**What you will do:** What lines of the data hold the string "name"? Pull each one out.

Dataset listings of figures:
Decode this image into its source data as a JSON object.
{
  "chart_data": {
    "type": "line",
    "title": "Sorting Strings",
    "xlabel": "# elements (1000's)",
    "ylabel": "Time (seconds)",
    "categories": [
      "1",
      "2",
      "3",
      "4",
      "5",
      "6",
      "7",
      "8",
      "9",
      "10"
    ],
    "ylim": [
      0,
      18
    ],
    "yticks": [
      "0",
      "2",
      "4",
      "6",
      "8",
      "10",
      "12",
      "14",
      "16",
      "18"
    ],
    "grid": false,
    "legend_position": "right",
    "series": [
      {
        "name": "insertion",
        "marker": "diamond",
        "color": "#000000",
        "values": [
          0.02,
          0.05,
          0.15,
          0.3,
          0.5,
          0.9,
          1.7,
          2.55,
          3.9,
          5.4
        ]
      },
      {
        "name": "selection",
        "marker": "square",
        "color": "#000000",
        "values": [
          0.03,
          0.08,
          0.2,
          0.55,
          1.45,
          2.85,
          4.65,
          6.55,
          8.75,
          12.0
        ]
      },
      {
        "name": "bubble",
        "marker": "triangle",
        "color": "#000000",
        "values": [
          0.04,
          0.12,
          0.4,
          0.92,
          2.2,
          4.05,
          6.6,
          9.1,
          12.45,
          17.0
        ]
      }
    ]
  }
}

**Task solution:**
        "name": "insertion",
        "name": "selection",
        "name": "bubble",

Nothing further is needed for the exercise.